- [EXCERPTED RECORDS]:
[BEGIN]
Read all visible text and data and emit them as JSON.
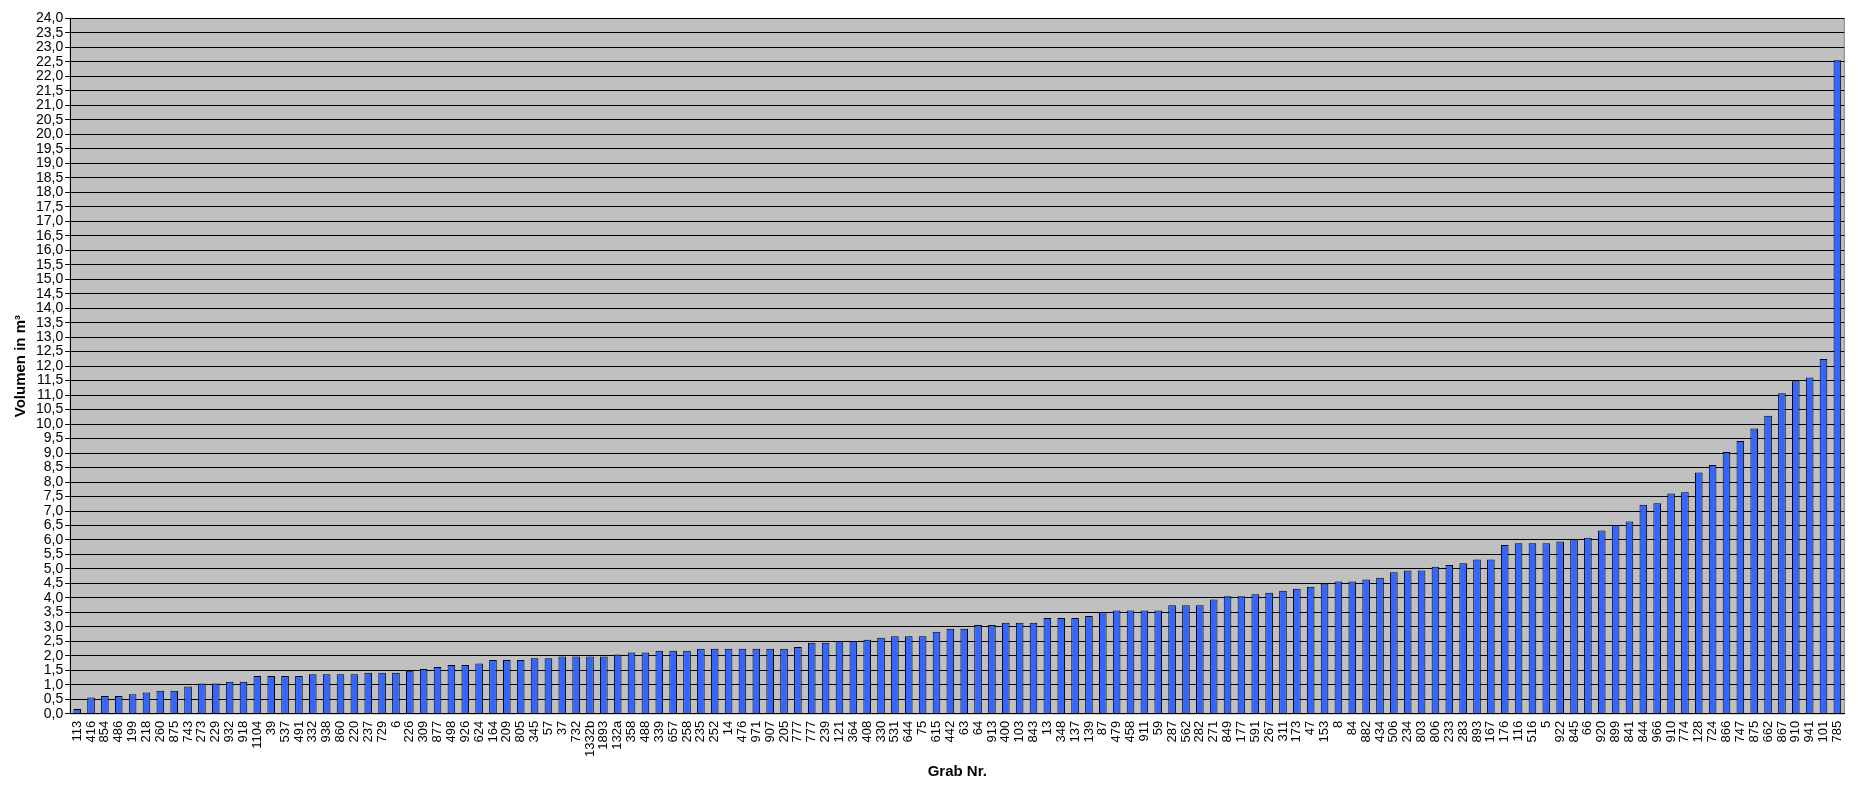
{
  "chart_data": {
    "type": "bar",
    "xlabel": "Grab Nr.",
    "ylabel": "Volumen in m³",
    "categories": [
      "113",
      "416",
      "854",
      "486",
      "199",
      "218",
      "260",
      "875",
      "743",
      "273",
      "229",
      "932",
      "918",
      "1104",
      "39",
      "537",
      "491",
      "332",
      "938",
      "860",
      "220",
      "237",
      "729",
      "6",
      "226",
      "309",
      "877",
      "498",
      "926",
      "624",
      "164",
      "209",
      "805",
      "345",
      "57",
      "37",
      "732",
      "1332b",
      "1893",
      "132a",
      "358",
      "488",
      "339",
      "657",
      "258",
      "235",
      "252",
      "14",
      "476",
      "971",
      "907",
      "205",
      "777",
      "777",
      "239",
      "121",
      "364",
      "408",
      "330",
      "531",
      "644",
      "75",
      "615",
      "442",
      "63",
      "64",
      "913",
      "400",
      "103",
      "843",
      "13",
      "348",
      "137",
      "139",
      "87",
      "479",
      "458",
      "911",
      "59",
      "287",
      "562",
      "282",
      "271",
      "849",
      "177",
      "591",
      "267",
      "311",
      "173",
      "47",
      "153",
      "8",
      "84",
      "882",
      "434",
      "506",
      "234",
      "803",
      "806",
      "233",
      "283",
      "893",
      "167",
      "176",
      "116",
      "516",
      "5",
      "922",
      "845",
      "66",
      "920",
      "899",
      "841",
      "844",
      "966",
      "910",
      "774",
      "128",
      "724",
      "866",
      "747",
      "875",
      "662",
      "867",
      "910",
      "941",
      "101",
      "785"
    ],
    "series": [
      {
        "color": "#3366ff",
        "values": [
          0.17,
          0.56,
          0.62,
          0.62,
          0.68,
          0.74,
          0.8,
          0.8,
          0.94,
          1.05,
          1.05,
          1.11,
          1.11,
          1.31,
          1.31,
          1.31,
          1.31,
          1.37,
          1.37,
          1.37,
          1.37,
          1.42,
          1.42,
          1.42,
          1.49,
          1.55,
          1.62,
          1.69,
          1.69,
          1.74,
          1.86,
          1.86,
          1.86,
          1.92,
          1.92,
          1.98,
          1.98,
          1.98,
          1.98,
          2.05,
          2.12,
          2.12,
          2.18,
          2.18,
          2.18,
          2.25,
          2.25,
          2.25,
          2.25,
          2.25,
          2.25,
          2.25,
          2.31,
          2.45,
          2.45,
          2.51,
          2.51,
          2.56,
          2.63,
          2.68,
          2.68,
          2.68,
          2.83,
          2.94,
          2.94,
          3.07,
          3.07,
          3.14,
          3.14,
          3.14,
          3.31,
          3.31,
          3.31,
          3.38,
          3.51,
          3.57,
          3.57,
          3.57,
          3.57,
          3.75,
          3.75,
          3.75,
          3.95,
          4.06,
          4.06,
          4.13,
          4.18,
          4.25,
          4.32,
          4.39,
          4.5,
          4.57,
          4.57,
          4.64,
          4.7,
          4.89,
          4.95,
          4.95,
          5.08,
          5.14,
          5.2,
          5.33,
          5.33,
          5.83,
          5.89,
          5.89,
          5.89,
          5.95,
          6.02,
          6.08,
          6.33,
          6.52,
          6.64,
          7.22,
          7.27,
          7.6,
          7.65,
          8.33,
          8.59,
          9.04,
          9.42,
          9.85,
          10.29,
          11.06,
          11.48,
          11.61,
          12.25,
          22.56
        ]
      }
    ],
    "ylim": [
      0,
      24
    ],
    "yticks": [
      {
        "value": 0,
        "label": "0,0"
      },
      {
        "value": 0.5,
        "label": "0,5"
      },
      {
        "value": 1,
        "label": "1,0"
      },
      {
        "value": 1.5,
        "label": "1,5"
      },
      {
        "value": 2,
        "label": "2,0"
      },
      {
        "value": 2.5,
        "label": "2,5"
      },
      {
        "value": 3,
        "label": "3,0"
      },
      {
        "value": 3.5,
        "label": "3,5"
      },
      {
        "value": 4,
        "label": "4,0"
      },
      {
        "value": 4.5,
        "label": "4,5"
      },
      {
        "value": 5,
        "label": "5,0"
      },
      {
        "value": 5.5,
        "label": "5,5"
      },
      {
        "value": 6,
        "label": "6,0"
      },
      {
        "value": 6.5,
        "label": "6,5"
      },
      {
        "value": 7,
        "label": "7,0"
      },
      {
        "value": 7.5,
        "label": "7,5"
      },
      {
        "value": 8,
        "label": "8,0"
      },
      {
        "value": 8.5,
        "label": "8,5"
      },
      {
        "value": 9,
        "label": "9,0"
      },
      {
        "value": 9.5,
        "label": "9,5"
      },
      {
        "value": 10,
        "label": "10,0"
      },
      {
        "value": 10.5,
        "label": "10,5"
      },
      {
        "value": 11,
        "label": "11,0"
      },
      {
        "value": 11.5,
        "label": "11,5"
      },
      {
        "value": 12,
        "label": "12,0"
      },
      {
        "value": 12.5,
        "label": "12,5"
      },
      {
        "value": 13,
        "label": "13,0"
      },
      {
        "value": 13.5,
        "label": "13,5"
      },
      {
        "value": 14,
        "label": "14,0"
      },
      {
        "value": 14.5,
        "label": "14,5"
      },
      {
        "value": 15,
        "label": "15,0"
      },
      {
        "value": 15.5,
        "label": "15,5"
      },
      {
        "value": 16,
        "label": "16,0"
      },
      {
        "value": 16.5,
        "label": "16,5"
      },
      {
        "value": 17,
        "label": "17,0"
      },
      {
        "value": 17.5,
        "label": "17,5"
      },
      {
        "value": 18,
        "label": "18,0"
      },
      {
        "value": 18.5,
        "label": "18,5"
      },
      {
        "value": 19,
        "label": "19,0"
      },
      {
        "value": 19.5,
        "label": "19,5"
      },
      {
        "value": 20,
        "label": "20,0"
      },
      {
        "value": 20.5,
        "label": "20,5"
      },
      {
        "value": 21,
        "label": "21,0"
      },
      {
        "value": 21.5,
        "label": "21,5"
      },
      {
        "value": 22,
        "label": "22,0"
      },
      {
        "value": 22.5,
        "label": "22,5"
      },
      {
        "value": 23,
        "label": "23,0"
      },
      {
        "value": 23.5,
        "label": "23,5"
      },
      {
        "value": 24,
        "label": "24,0"
      }
    ],
    "grid": "y",
    "legend": false
  }
}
[END]
Output the material word for word, omitting its pictures.

- [FINAL RESULT]:
Read all visible text and data and emit them as JSON.
{
  "chart_data": {
    "type": "bar",
    "xlabel": "Grab Nr.",
    "ylabel": "Volumen in m³",
    "categories": [
      "113",
      "416",
      "854",
      "486",
      "199",
      "218",
      "260",
      "875",
      "743",
      "273",
      "229",
      "932",
      "918",
      "1104",
      "39",
      "537",
      "491",
      "332",
      "938",
      "860",
      "220",
      "237",
      "729",
      "6",
      "226",
      "309",
      "877",
      "498",
      "926",
      "624",
      "164",
      "209",
      "805",
      "345",
      "57",
      "37",
      "732",
      "1332b",
      "1893",
      "132a",
      "358",
      "488",
      "339",
      "657",
      "258",
      "235",
      "252",
      "14",
      "476",
      "971",
      "907",
      "205",
      "777",
      "777",
      "239",
      "121",
      "364",
      "408",
      "330",
      "531",
      "644",
      "75",
      "615",
      "442",
      "63",
      "64",
      "913",
      "400",
      "103",
      "843",
      "13",
      "348",
      "137",
      "139",
      "87",
      "479",
      "458",
      "911",
      "59",
      "287",
      "562",
      "282",
      "271",
      "849",
      "177",
      "591",
      "267",
      "311",
      "173",
      "47",
      "153",
      "8",
      "84",
      "882",
      "434",
      "506",
      "234",
      "803",
      "806",
      "233",
      "283",
      "893",
      "167",
      "176",
      "116",
      "516",
      "5",
      "922",
      "845",
      "66",
      "920",
      "899",
      "841",
      "844",
      "966",
      "910",
      "774",
      "128",
      "724",
      "866",
      "747",
      "875",
      "662",
      "867",
      "910",
      "941",
      "101",
      "785"
    ],
    "series": [
      {
        "color": "#3366ff",
        "values": [
          0.17,
          0.56,
          0.62,
          0.62,
          0.68,
          0.74,
          0.8,
          0.8,
          0.94,
          1.05,
          1.05,
          1.11,
          1.11,
          1.31,
          1.31,
          1.31,
          1.31,
          1.37,
          1.37,
          1.37,
          1.37,
          1.42,
          1.42,
          1.42,
          1.49,
          1.55,
          1.62,
          1.69,
          1.69,
          1.74,
          1.86,
          1.86,
          1.86,
          1.92,
          1.92,
          1.98,
          1.98,
          1.98,
          1.98,
          2.05,
          2.12,
          2.12,
          2.18,
          2.18,
          2.18,
          2.25,
          2.25,
          2.25,
          2.25,
          2.25,
          2.25,
          2.25,
          2.31,
          2.45,
          2.45,
          2.51,
          2.51,
          2.56,
          2.63,
          2.68,
          2.68,
          2.68,
          2.83,
          2.94,
          2.94,
          3.07,
          3.07,
          3.14,
          3.14,
          3.14,
          3.31,
          3.31,
          3.31,
          3.38,
          3.51,
          3.57,
          3.57,
          3.57,
          3.57,
          3.75,
          3.75,
          3.75,
          3.95,
          4.06,
          4.06,
          4.13,
          4.18,
          4.25,
          4.32,
          4.39,
          4.5,
          4.57,
          4.57,
          4.64,
          4.7,
          4.89,
          4.95,
          4.95,
          5.08,
          5.14,
          5.2,
          5.33,
          5.33,
          5.83,
          5.89,
          5.89,
          5.89,
          5.95,
          6.02,
          6.08,
          6.33,
          6.52,
          6.64,
          7.22,
          7.27,
          7.6,
          7.65,
          8.33,
          8.59,
          9.04,
          9.42,
          9.85,
          10.29,
          11.06,
          11.48,
          11.61,
          12.25,
          22.56
        ]
      }
    ],
    "ylim": [
      0,
      24
    ],
    "yticks": [
      {
        "value": 0,
        "label": "0,0"
      },
      {
        "value": 0.5,
        "label": "0,5"
      },
      {
        "value": 1,
        "label": "1,0"
      },
      {
        "value": 1.5,
        "label": "1,5"
      },
      {
        "value": 2,
        "label": "2,0"
      },
      {
        "value": 2.5,
        "label": "2,5"
      },
      {
        "value": 3,
        "label": "3,0"
      },
      {
        "value": 3.5,
        "label": "3,5"
      },
      {
        "value": 4,
        "label": "4,0"
      },
      {
        "value": 4.5,
        "label": "4,5"
      },
      {
        "value": 5,
        "label": "5,0"
      },
      {
        "value": 5.5,
        "label": "5,5"
      },
      {
        "value": 6,
        "label": "6,0"
      },
      {
        "value": 6.5,
        "label": "6,5"
      },
      {
        "value": 7,
        "label": "7,0"
      },
      {
        "value": 7.5,
        "label": "7,5"
      },
      {
        "value": 8,
        "label": "8,0"
      },
      {
        "value": 8.5,
        "label": "8,5"
      },
      {
        "value": 9,
        "label": "9,0"
      },
      {
        "value": 9.5,
        "label": "9,5"
      },
      {
        "value": 10,
        "label": "10,0"
      },
      {
        "value": 10.5,
        "label": "10,5"
      },
      {
        "value": 11,
        "label": "11,0"
      },
      {
        "value": 11.5,
        "label": "11,5"
      },
      {
        "value": 12,
        "label": "12,0"
      },
      {
        "value": 12.5,
        "label": "12,5"
      },
      {
        "value": 13,
        "label": "13,0"
      },
      {
        "value": 13.5,
        "label": "13,5"
      },
      {
        "value": 14,
        "label": "14,0"
      },
      {
        "value": 14.5,
        "label": "14,5"
      },
      {
        "value": 15,
        "label": "15,0"
      },
      {
        "value": 15.5,
        "label": "15,5"
      },
      {
        "value": 16,
        "label": "16,0"
      },
      {
        "value": 16.5,
        "label": "16,5"
      },
      {
        "value": 17,
        "label": "17,0"
      },
      {
        "value": 17.5,
        "label": "17,5"
      },
      {
        "value": 18,
        "label": "18,0"
      },
      {
        "value": 18.5,
        "label": "18,5"
      },
      {
        "value": 19,
        "label": "19,0"
      },
      {
        "value": 19.5,
        "label": "19,5"
      },
      {
        "value": 20,
        "label": "20,0"
      },
      {
        "value": 20.5,
        "label": "20,5"
      },
      {
        "value": 21,
        "label": "21,0"
      },
      {
        "value": 21.5,
        "label": "21,5"
      },
      {
        "value": 22,
        "label": "22,0"
      },
      {
        "value": 22.5,
        "label": "22,5"
      },
      {
        "value": 23,
        "label": "23,0"
      },
      {
        "value": 23.5,
        "label": "23,5"
      },
      {
        "value": 24,
        "label": "24,0"
      }
    ],
    "grid": "y",
    "legend": false
  }
}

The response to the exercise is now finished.